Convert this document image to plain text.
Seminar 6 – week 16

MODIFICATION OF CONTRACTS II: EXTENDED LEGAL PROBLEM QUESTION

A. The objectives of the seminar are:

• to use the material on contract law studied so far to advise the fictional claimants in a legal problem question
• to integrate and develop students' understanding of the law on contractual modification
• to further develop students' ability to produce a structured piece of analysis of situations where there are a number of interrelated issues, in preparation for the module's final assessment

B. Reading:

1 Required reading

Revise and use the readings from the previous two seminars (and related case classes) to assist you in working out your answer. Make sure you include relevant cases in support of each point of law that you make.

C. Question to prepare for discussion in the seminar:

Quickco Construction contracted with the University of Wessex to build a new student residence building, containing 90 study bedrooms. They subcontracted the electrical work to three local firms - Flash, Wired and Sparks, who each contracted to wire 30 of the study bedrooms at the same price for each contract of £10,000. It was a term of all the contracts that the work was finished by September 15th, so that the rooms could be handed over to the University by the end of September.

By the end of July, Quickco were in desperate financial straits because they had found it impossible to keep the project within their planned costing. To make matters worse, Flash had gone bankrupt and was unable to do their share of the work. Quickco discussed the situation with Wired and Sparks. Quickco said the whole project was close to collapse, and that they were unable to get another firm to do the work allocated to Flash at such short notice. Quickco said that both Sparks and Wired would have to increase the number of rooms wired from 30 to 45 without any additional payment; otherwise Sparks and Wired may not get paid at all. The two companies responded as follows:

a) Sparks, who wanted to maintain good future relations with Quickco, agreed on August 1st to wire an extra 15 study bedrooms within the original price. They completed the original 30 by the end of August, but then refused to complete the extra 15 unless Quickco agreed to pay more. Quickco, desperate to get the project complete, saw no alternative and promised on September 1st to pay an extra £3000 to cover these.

* Task details *
Extract all the material, leaving every line as it is.

* Problem solution *
Convert this document image to plain text.
Seminar 6 – week 16

MODIFICATION OF CONTRACTS II: EXTENDED LEGAL PROBLEM QUESTION

A. The objectives of the seminar are:

• to use the material on contract law studied so far to advise the fictional claimants in a legal problem question
• to integrate and develop students' understanding of the law on contractual modification
• to further develop students' ability to produce a structured piece of analysis of situations where there are a number of interrelated issues, in preparation for the module's final assessment

B. Reading:

1 Required reading

Revise and use the readings from the previous two seminars (and related case classes) to assist you in working out your answer. Make sure you include relevant cases in support of each point of law that you make.

C. Question to prepare for discussion in the seminar:

Quickco Construction contracted with the University of Wessex to build a new student residence building, containing 90 study bedrooms. They subcontracted the electrical work to three local firms - Flash, Wired and Sparks, who each contracted to wire 30 of the study bedrooms at the same price for each contract of £10,000. It was a term of all the contracts that the work was finished by September 15th, so that the rooms could be handed over to the University by the end of September.

By the end of July, Quickco were in desperate financial straits because they had found it impossible to keep the project within their planned costing. To make matters worse, Flash had gone bankrupt and was unable to do their share of the work. Quickco discussed the situation with Wired and Sparks. Quickco said the whole project was close to collapse, and that they were unable to get another firm to do the work allocated to Flash at such short notice. Quickco said that both Sparks and Wired would have to increase the number of rooms wired from 30 to 45 without any additional payment; otherwise Sparks and Wired may not get paid at all. The two companies responded as follows:

a) Sparks, who wanted to maintain good future relations with Quickco, agreed on August 1st to wire an extra 15 study bedrooms within the original price. They completed the original 30 by the end of August, but then refused to complete the extra 15 unless Quickco agreed to pay more. Quickco, desperate to get the project complete, saw no alternative and promised on September 1st to pay an extra £3000 to cover these.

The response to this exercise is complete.